- Task to carry out: Using the listing below, copy every line that mentions "image".

--- Start ---

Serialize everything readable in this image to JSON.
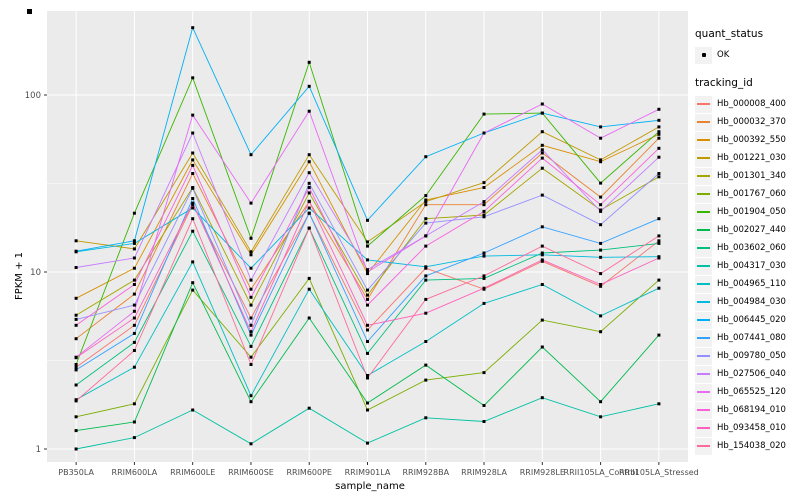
{
  "figure": {
    "y_axis_title": "FPKM + 1",
    "x_axis_title": "sample_name",
    "panel_bg": "#EBEBEB",
    "grid_color": "#FFFFFF",
    "tick_label_color": "#4D4D4D",
    "marker_color": "#000000",
    "y_tick_labels": [
      "1",
      "10",
      "100"
    ]
  },
  "legend": {
    "quant_status_title": "quant_status",
    "quant_status_items": [
      {
        "label": "OK",
        "marker": "black-point"
      }
    ],
    "tracking_id_title": "tracking_id"
  },
  "chart_data": {
    "type": "line",
    "title": "",
    "xlabel": "sample_name",
    "ylabel": "FPKM + 1",
    "y_scale": "log10",
    "ylim": [
      0.85,
      300
    ],
    "y_major_ticks": [
      1,
      10,
      100
    ],
    "y_minor_ticks": [
      3.1623,
      31.623
    ],
    "grid": true,
    "legend_position": "right",
    "point_marker": "black-square",
    "categories": [
      "PB350LA",
      "RRIM600LA",
      "RRIM600LE",
      "RRIM600SE",
      "RRIM600PE",
      "RRIM901LA",
      "RRIM928BA",
      "RRIM928LA",
      "RRIM928LE",
      "RRII105LA_Control",
      "RRII105LA_Stressed"
    ],
    "series": [
      {
        "name": "Hb_000008_400",
        "color": "#F8766D",
        "values": [
          2.9,
          5.0,
          24,
          5.5,
          21.5,
          4.7,
          10.5,
          8.0,
          11.5,
          8.3,
          15
        ]
      },
      {
        "name": "Hb_000032_370",
        "color": "#EA8331",
        "values": [
          4.2,
          7.5,
          36,
          8.0,
          25,
          7.0,
          24,
          24,
          47,
          26.5,
          57
        ]
      },
      {
        "name": "Hb_000392_550",
        "color": "#D89000",
        "values": [
          7.1,
          10.5,
          43,
          12.5,
          42,
          9.8,
          25.5,
          30,
          52,
          42,
          60
        ]
      },
      {
        "name": "Hb_001221_030",
        "color": "#C09B00",
        "values": [
          15,
          13.5,
          47,
          13,
          46,
          14.8,
          25,
          32,
          62,
          43,
          66
        ]
      },
      {
        "name": "Hb_001301_340",
        "color": "#A3A500",
        "values": [
          5.7,
          9.0,
          30,
          6.5,
          28,
          7.4,
          20,
          21,
          38.6,
          22.4,
          34.5
        ]
      },
      {
        "name": "Hb_001767_060",
        "color": "#7CAE00",
        "values": [
          1.52,
          1.8,
          7.9,
          3.3,
          9.2,
          1.66,
          2.45,
          2.7,
          5.35,
          4.6,
          9.0
        ]
      },
      {
        "name": "Hb_001904_050",
        "color": "#39B600",
        "values": [
          3.0,
          21.5,
          125,
          15.5,
          153,
          14.0,
          27,
          78,
          79,
          31.8,
          62
        ]
      },
      {
        "name": "Hb_002027_440",
        "color": "#00BB4E",
        "values": [
          1.27,
          1.42,
          8.7,
          1.85,
          5.5,
          1.82,
          2.98,
          1.76,
          3.77,
          1.85,
          4.4
        ]
      },
      {
        "name": "Hb_003602_060",
        "color": "#00BF7D",
        "values": [
          2.3,
          4.0,
          17,
          3.8,
          17.7,
          3.47,
          9.0,
          9.2,
          12.8,
          13.3,
          14.5
        ]
      },
      {
        "name": "Hb_004317_030",
        "color": "#00C1A3",
        "values": [
          1.0,
          1.16,
          1.66,
          1.07,
          1.7,
          1.08,
          1.5,
          1.43,
          1.95,
          1.52,
          1.8
        ]
      },
      {
        "name": "Hb_004965_110",
        "color": "#00BFC4",
        "values": [
          1.9,
          2.9,
          11.4,
          2.0,
          8.0,
          2.6,
          4.05,
          6.65,
          8.5,
          5.65,
          8.1
        ]
      },
      {
        "name": "Hb_004984_030",
        "color": "#00BAE0",
        "values": [
          13.0,
          14.5,
          23,
          10.5,
          23,
          11.7,
          10.7,
          12.3,
          12.5,
          12.1,
          12.2
        ]
      },
      {
        "name": "Hb_006445_020",
        "color": "#00B0F6",
        "values": [
          13.1,
          15.0,
          240,
          46,
          112,
          19.6,
          44.8,
          61,
          79,
          66,
          72
        ]
      },
      {
        "name": "Hb_007441_080",
        "color": "#35A2FF",
        "values": [
          2.8,
          4.5,
          26,
          4.4,
          21.5,
          4.05,
          9.5,
          12.8,
          18,
          14.5,
          20
        ]
      },
      {
        "name": "Hb_009780_050",
        "color": "#9590FF",
        "values": [
          5.4,
          6.5,
          29.7,
          5.0,
          31.7,
          7.9,
          18.9,
          20.5,
          27.2,
          18.5,
          36
        ]
      },
      {
        "name": "Hb_027506_040",
        "color": "#C77CFF",
        "values": [
          10.6,
          12.0,
          61,
          9.0,
          36.4,
          10.3,
          16.0,
          25,
          49,
          22,
          44.5
        ]
      },
      {
        "name": "Hb_065525_120",
        "color": "#E76BF3",
        "values": [
          3.3,
          6.0,
          77,
          24.5,
          81,
          10.0,
          16,
          61,
          89,
          57,
          83
        ]
      },
      {
        "name": "Hb_068194_010",
        "color": "#FA62DB",
        "values": [
          5.0,
          8.5,
          40,
          7.2,
          30,
          6.5,
          14,
          22,
          44,
          24,
          50
        ]
      },
      {
        "name": "Hb_093458_010",
        "color": "#FF62BC",
        "values": [
          3.28,
          5.5,
          24.5,
          4.6,
          25.1,
          5.0,
          5.85,
          8.1,
          11.7,
          8.5,
          12
        ]
      },
      {
        "name": "Hb_154038_020",
        "color": "#FF6A98",
        "values": [
          1.87,
          3.6,
          20,
          3.0,
          17.7,
          2.52,
          7.0,
          9.5,
          14,
          9.8,
          16
        ]
      }
    ]
  }
}
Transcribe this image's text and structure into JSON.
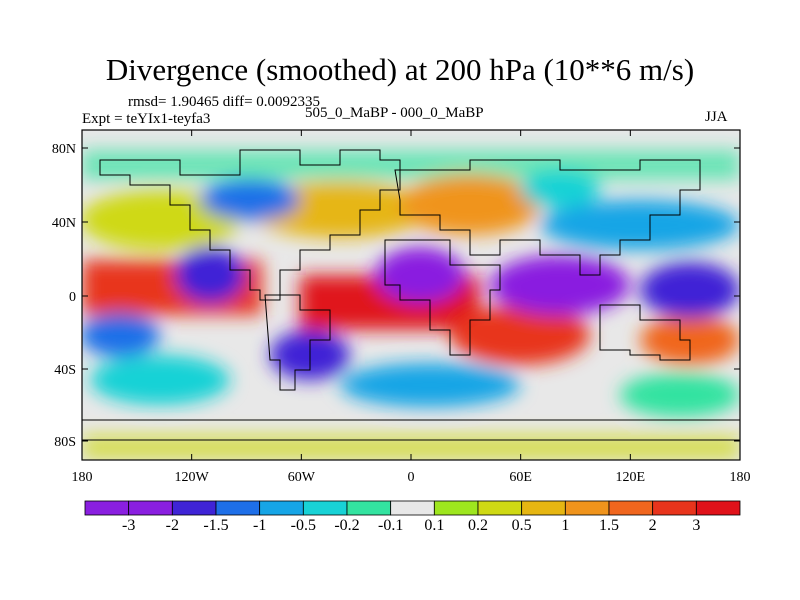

--- End ---

- Answer to this exercise:
Serialize everything readable in this image to JSON.
Transcribe this image's text and structure into JSON.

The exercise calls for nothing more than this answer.